• [Stated task] Give every entry again, word for word.

** Start **

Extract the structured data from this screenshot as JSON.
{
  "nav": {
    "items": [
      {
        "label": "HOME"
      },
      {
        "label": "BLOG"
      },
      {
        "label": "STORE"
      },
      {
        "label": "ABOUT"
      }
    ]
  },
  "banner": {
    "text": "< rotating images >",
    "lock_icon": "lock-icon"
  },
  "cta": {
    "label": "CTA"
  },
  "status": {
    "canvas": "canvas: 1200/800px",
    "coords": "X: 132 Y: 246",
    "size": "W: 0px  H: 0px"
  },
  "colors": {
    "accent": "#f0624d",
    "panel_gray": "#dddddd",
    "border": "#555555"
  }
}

** End **

• [Expected answer]
Extract the structured data from this screenshot as JSON.
{
  "nav": {
    "items": [
      {
        "label": "HOME"
      },
      {
        "label": "BLOG"
      },
      {
        "label": "STORE"
      },
      {
        "label": "ABOUT"
      }
    ]
  },
  "banner": {
    "text": "< rotating images >",
    "lock_icon": "lock-icon"
  },
  "cta": {
    "label": "CTA"
  },
  "status": {
    "canvas": "canvas: 1200/800px",
    "coords": "X: 132 Y: 246",
    "size": "W: 0px  H: 0px"
  },
  "colors": {
    "accent": "#f0624d",
    "panel_gray": "#dddddd",
    "border": "#555555"
  }
}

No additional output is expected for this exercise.